_WHAT IS ASKED_
Lay out everything in the records from the line containing "112, 239, 123]" down to the line containing "192, 447, 203]", both ends included, as a Markdown table with the columns Index and Line. Number the rows and leave out blank lines.

_DATASET RECORDS_
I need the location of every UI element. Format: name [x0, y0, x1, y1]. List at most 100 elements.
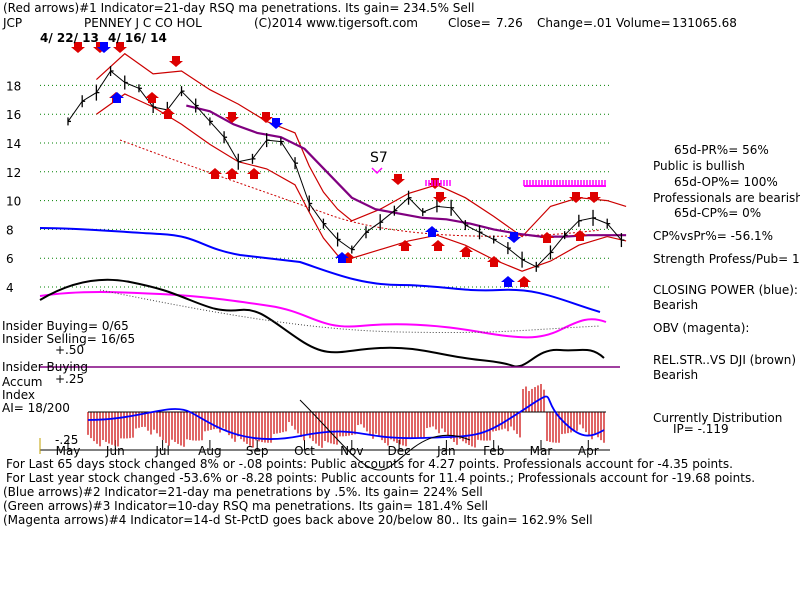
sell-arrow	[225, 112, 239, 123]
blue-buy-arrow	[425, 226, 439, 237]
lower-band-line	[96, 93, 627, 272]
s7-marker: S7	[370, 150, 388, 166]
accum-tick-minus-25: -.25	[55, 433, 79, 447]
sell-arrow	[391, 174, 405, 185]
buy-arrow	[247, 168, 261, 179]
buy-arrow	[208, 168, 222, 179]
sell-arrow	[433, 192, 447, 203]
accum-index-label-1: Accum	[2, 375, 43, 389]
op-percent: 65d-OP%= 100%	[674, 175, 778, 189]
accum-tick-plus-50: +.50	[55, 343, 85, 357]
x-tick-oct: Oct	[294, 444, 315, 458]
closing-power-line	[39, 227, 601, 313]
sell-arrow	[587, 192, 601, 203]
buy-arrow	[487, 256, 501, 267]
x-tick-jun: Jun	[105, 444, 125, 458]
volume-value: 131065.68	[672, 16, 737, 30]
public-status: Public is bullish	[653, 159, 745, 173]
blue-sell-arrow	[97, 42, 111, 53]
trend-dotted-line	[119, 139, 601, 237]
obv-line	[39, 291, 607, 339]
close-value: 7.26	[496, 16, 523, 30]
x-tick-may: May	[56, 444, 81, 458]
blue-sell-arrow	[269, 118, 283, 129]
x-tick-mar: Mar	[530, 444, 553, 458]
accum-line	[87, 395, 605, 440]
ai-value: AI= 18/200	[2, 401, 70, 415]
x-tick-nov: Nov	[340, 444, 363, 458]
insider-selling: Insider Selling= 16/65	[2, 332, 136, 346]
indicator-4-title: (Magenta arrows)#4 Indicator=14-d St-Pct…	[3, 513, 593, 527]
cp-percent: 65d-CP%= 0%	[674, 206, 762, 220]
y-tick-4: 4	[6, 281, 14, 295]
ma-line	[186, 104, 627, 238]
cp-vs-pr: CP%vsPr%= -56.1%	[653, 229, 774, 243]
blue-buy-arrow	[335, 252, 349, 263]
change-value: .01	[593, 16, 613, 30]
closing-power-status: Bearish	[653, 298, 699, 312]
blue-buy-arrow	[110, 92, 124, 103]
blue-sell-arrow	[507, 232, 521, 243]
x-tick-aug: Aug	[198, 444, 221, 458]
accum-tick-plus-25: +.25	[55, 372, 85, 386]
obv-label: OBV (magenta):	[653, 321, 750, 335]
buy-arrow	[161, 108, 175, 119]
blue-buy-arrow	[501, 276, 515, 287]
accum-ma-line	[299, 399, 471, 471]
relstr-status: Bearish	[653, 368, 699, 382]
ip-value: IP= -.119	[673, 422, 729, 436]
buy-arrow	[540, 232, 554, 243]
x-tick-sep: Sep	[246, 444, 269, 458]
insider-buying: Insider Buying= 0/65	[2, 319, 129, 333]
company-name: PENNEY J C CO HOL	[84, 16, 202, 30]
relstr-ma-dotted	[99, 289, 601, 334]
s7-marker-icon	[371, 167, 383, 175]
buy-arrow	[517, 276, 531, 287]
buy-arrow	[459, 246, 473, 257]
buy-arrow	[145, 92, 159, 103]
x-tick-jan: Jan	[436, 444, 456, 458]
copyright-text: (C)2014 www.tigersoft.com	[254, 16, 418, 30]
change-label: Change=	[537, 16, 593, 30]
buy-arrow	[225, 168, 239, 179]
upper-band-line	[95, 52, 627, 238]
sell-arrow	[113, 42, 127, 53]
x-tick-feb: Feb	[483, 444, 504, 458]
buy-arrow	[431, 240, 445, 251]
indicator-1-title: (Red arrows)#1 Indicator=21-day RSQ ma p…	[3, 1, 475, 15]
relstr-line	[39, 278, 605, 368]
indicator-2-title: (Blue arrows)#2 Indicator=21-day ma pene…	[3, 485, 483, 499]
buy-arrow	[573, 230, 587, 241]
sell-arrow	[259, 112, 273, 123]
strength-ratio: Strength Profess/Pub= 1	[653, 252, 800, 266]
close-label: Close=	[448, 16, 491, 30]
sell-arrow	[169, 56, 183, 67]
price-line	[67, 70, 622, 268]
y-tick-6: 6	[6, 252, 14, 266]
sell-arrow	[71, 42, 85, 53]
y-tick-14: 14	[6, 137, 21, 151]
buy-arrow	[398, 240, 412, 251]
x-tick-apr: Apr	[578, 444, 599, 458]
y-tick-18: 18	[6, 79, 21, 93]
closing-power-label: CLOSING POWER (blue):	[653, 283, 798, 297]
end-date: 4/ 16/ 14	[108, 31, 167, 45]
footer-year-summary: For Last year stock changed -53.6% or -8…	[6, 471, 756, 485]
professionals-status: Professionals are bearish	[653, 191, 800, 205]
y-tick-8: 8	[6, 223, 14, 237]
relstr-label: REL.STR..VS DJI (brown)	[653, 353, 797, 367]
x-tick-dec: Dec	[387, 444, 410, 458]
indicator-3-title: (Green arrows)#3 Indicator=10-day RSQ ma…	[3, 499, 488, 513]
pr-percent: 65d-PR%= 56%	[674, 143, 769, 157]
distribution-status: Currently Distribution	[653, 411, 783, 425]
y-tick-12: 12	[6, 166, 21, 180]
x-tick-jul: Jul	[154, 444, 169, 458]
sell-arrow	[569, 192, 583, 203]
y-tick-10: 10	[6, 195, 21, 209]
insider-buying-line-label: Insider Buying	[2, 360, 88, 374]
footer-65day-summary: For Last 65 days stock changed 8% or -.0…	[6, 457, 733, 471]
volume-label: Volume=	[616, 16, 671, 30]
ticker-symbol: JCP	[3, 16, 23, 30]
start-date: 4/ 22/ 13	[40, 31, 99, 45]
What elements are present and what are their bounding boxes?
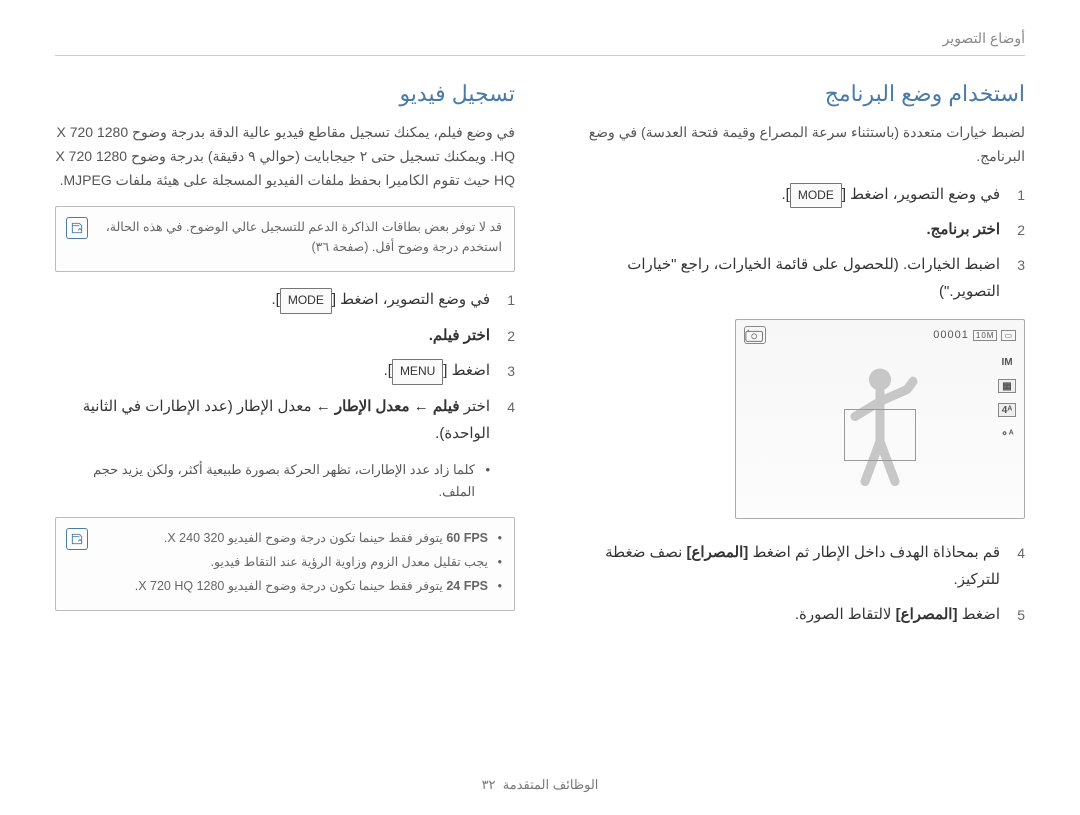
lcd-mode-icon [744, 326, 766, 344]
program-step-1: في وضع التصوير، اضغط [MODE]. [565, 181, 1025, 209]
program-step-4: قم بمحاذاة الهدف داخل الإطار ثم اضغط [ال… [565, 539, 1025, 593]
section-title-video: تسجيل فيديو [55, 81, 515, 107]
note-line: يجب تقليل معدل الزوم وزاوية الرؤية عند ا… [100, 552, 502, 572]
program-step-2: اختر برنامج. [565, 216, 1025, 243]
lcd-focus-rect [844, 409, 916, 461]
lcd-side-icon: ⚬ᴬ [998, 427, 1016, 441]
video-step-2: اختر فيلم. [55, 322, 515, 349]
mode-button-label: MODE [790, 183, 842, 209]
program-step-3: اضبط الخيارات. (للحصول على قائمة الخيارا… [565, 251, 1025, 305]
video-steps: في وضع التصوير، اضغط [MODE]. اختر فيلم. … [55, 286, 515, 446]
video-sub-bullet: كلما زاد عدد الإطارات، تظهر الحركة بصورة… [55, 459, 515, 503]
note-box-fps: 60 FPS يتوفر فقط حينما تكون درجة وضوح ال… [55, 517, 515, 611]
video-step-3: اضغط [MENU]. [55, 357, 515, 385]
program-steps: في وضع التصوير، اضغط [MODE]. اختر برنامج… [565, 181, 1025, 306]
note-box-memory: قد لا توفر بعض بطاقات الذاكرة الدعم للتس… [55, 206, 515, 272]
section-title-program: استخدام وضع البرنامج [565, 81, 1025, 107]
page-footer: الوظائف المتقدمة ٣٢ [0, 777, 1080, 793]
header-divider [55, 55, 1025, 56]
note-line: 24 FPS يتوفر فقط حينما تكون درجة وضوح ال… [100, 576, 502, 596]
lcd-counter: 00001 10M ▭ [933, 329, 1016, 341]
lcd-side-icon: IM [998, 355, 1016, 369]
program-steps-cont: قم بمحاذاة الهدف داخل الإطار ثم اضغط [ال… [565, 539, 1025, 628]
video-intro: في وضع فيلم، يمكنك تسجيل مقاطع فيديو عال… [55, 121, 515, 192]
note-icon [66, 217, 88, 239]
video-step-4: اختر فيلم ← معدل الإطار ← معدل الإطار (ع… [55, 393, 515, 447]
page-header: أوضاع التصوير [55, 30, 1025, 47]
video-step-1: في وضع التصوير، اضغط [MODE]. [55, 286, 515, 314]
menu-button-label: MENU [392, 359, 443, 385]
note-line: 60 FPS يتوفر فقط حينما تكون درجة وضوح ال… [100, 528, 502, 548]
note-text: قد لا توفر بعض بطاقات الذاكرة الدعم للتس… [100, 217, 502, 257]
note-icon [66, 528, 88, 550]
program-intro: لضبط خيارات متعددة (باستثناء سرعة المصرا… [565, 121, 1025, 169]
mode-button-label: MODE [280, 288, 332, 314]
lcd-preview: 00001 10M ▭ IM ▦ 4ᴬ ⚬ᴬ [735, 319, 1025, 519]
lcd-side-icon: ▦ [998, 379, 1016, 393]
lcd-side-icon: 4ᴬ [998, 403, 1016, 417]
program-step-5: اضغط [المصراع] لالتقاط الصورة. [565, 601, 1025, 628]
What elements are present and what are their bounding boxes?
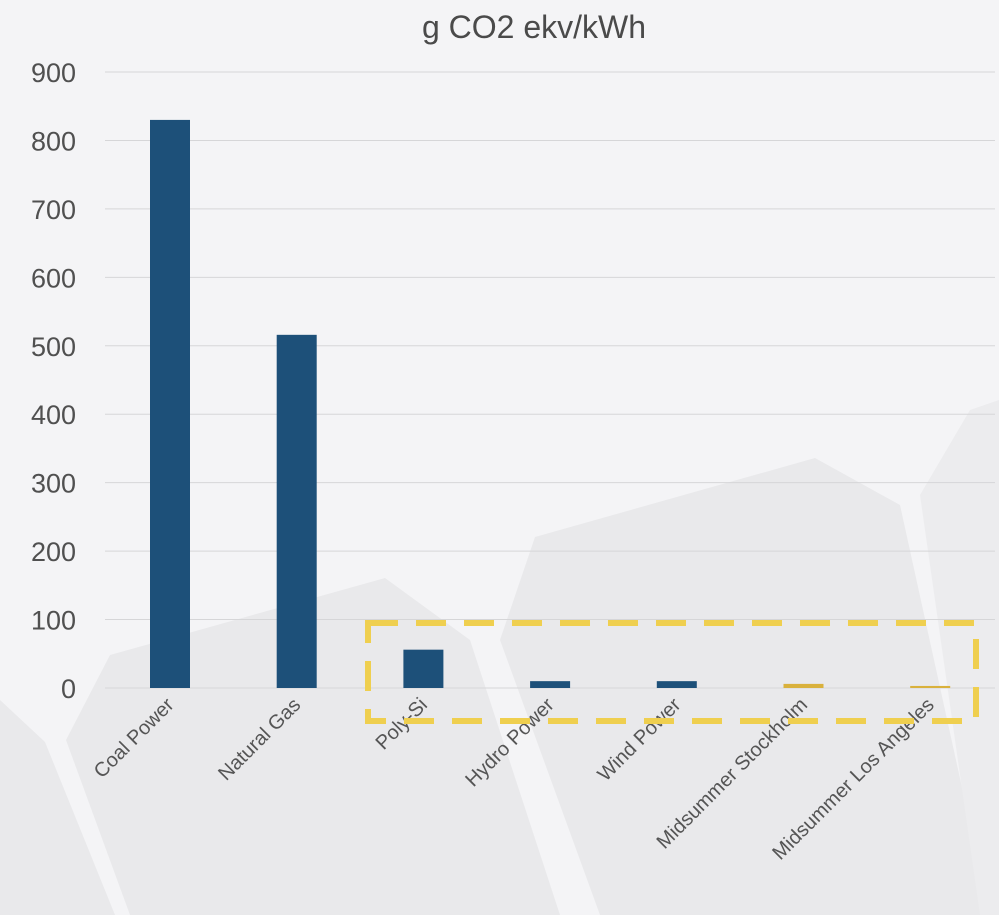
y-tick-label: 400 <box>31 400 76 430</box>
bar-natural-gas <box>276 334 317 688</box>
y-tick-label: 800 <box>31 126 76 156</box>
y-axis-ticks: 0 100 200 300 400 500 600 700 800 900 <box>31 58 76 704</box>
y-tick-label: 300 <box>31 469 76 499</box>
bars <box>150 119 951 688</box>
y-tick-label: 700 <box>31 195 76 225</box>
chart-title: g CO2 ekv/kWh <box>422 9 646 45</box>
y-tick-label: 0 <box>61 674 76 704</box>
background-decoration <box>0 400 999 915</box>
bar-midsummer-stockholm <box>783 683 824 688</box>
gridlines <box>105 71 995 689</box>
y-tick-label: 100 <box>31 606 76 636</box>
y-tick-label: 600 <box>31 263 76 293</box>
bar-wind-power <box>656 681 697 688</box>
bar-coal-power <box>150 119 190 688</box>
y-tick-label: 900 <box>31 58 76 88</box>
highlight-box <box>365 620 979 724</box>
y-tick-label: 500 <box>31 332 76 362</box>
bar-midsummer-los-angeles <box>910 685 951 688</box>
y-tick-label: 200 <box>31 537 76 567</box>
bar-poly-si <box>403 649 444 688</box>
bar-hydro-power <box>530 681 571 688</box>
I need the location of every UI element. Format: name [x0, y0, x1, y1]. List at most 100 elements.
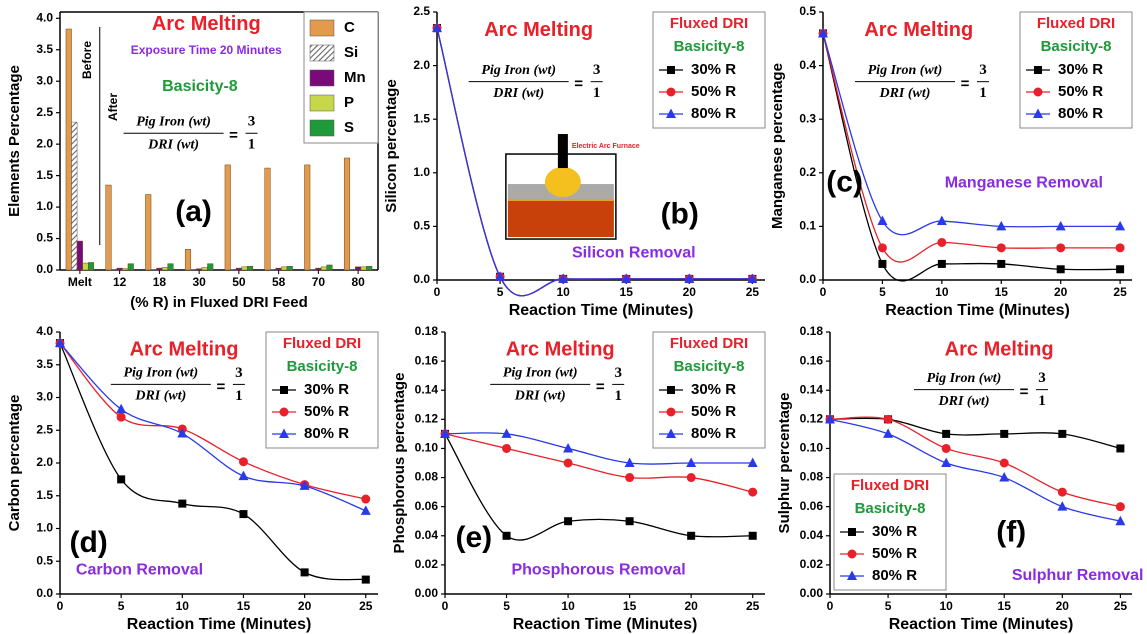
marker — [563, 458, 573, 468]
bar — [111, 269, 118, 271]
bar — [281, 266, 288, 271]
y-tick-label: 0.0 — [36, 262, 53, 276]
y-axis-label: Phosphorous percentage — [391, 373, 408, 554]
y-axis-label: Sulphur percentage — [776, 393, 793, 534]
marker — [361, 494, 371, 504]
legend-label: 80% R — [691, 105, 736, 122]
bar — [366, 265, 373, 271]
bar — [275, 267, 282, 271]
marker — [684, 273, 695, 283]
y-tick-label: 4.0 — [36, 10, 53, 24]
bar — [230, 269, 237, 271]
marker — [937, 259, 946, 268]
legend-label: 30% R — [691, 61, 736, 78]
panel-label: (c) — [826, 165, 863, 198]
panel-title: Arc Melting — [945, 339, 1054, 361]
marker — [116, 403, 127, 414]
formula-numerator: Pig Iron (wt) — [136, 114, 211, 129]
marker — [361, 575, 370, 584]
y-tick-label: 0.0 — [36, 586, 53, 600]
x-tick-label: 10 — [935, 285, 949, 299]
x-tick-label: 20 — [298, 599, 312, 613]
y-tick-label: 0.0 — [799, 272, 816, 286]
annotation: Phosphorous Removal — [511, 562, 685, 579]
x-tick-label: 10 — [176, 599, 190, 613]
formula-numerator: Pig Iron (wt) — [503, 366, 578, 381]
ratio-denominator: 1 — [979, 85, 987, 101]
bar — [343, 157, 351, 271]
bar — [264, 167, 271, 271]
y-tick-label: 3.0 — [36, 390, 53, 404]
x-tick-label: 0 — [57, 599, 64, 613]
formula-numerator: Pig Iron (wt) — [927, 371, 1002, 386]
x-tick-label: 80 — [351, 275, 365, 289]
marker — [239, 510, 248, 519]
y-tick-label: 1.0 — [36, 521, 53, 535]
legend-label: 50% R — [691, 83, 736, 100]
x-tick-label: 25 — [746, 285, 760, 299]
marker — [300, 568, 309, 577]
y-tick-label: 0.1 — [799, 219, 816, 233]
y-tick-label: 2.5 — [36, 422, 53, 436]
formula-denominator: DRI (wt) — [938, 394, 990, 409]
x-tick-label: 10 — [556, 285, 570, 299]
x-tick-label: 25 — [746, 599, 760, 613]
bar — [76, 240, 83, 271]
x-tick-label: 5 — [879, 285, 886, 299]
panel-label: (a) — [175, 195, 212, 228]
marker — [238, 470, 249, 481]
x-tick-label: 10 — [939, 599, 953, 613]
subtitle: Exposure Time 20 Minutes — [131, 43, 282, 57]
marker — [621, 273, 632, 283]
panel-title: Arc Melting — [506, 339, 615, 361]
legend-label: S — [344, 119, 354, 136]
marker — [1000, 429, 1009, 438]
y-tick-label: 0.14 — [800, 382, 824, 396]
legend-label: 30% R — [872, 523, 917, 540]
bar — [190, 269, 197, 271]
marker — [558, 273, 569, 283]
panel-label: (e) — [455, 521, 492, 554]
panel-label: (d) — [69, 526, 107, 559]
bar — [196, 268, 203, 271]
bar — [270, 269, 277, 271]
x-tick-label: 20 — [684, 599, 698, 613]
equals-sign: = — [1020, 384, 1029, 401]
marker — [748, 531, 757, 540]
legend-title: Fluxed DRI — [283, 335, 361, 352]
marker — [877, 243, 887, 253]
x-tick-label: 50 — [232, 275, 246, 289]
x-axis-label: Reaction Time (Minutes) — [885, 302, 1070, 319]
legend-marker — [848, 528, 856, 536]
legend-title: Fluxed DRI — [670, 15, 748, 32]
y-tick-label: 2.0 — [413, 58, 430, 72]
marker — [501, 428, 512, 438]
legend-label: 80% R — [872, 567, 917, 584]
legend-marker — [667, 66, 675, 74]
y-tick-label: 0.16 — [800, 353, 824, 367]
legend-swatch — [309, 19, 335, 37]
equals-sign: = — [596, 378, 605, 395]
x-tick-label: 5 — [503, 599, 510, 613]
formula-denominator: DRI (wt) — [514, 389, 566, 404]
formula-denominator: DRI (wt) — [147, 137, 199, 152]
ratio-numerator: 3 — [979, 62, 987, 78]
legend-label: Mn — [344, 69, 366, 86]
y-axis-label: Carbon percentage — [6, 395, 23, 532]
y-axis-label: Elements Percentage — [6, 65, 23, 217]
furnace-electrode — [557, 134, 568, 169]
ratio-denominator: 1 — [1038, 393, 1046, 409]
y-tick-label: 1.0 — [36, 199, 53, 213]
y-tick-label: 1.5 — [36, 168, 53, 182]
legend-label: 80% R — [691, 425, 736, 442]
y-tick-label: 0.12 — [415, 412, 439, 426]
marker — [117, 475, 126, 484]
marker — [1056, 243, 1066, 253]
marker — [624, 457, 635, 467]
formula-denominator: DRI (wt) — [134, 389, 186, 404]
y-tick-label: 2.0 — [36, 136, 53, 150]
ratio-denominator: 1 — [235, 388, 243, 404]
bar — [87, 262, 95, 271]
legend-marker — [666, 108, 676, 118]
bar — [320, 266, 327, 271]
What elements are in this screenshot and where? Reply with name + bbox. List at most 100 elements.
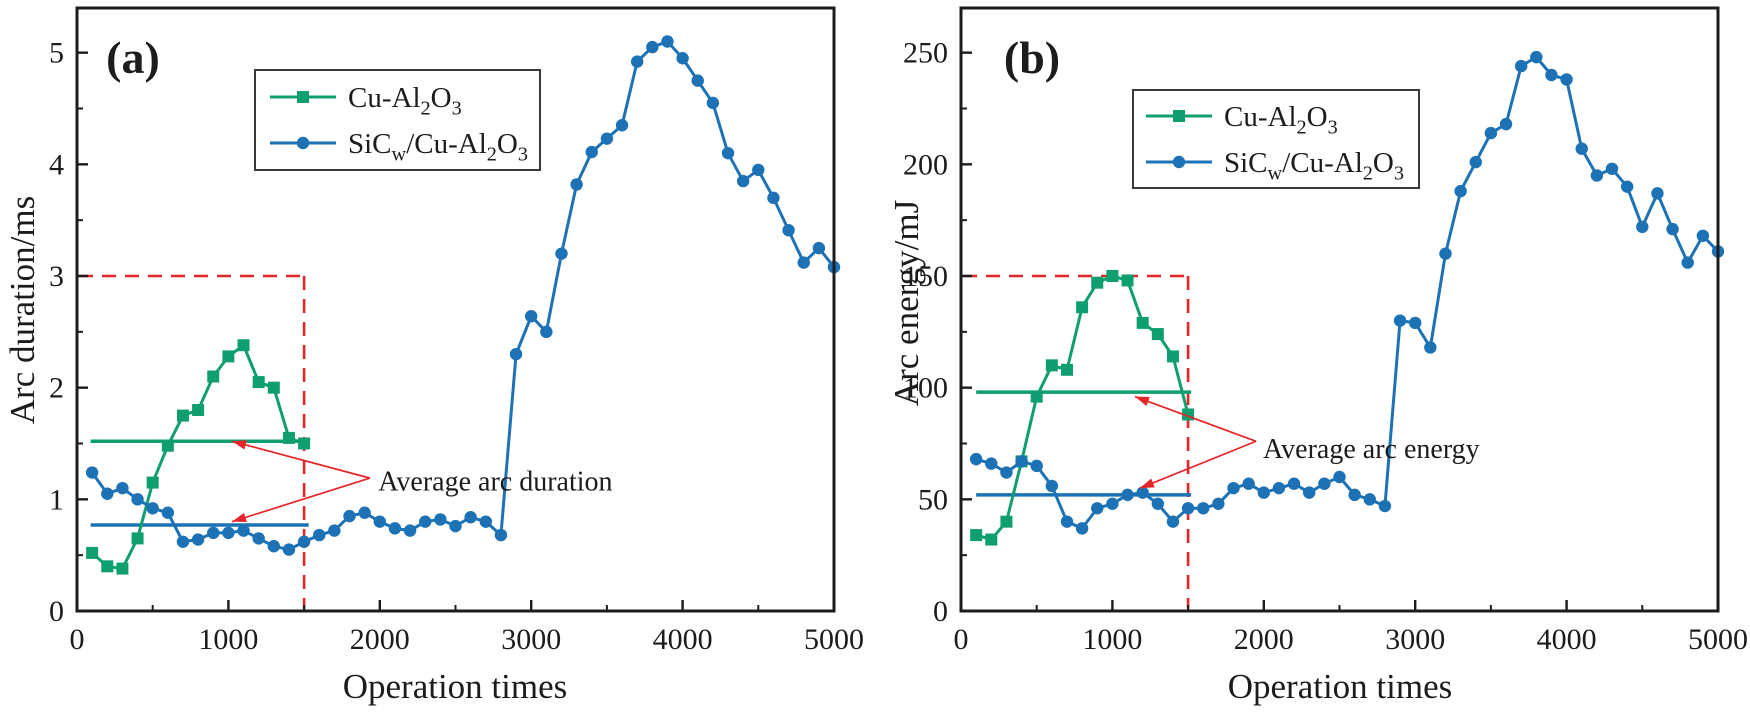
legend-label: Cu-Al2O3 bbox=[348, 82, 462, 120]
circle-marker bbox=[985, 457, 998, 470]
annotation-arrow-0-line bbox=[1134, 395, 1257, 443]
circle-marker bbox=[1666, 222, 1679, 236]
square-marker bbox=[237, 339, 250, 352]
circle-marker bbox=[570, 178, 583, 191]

_OUTPUT FOR THIS EXERCISE_
| Index | Line |
|---|---|
| 1 | sell-arrow	[225, 112, 239, 123] |
| 2 | blue-buy-arrow	[425, 226, 439, 237] |
| 3 | lower-band-line	[96, 93, 627, 272] |
| 4 | s7-marker: S7	[370, 150, 388, 166] |
| 5 | accum-tick-minus-25: -.25	[55, 433, 79, 447] |
| 6 | sell-arrow	[391, 174, 405, 185] |
| 7 | buy-arrow	[247, 168, 261, 179] |
| 8 | buy-arrow	[208, 168, 222, 179] |
| 9 | sell-arrow	[433, 192, 447, 203] |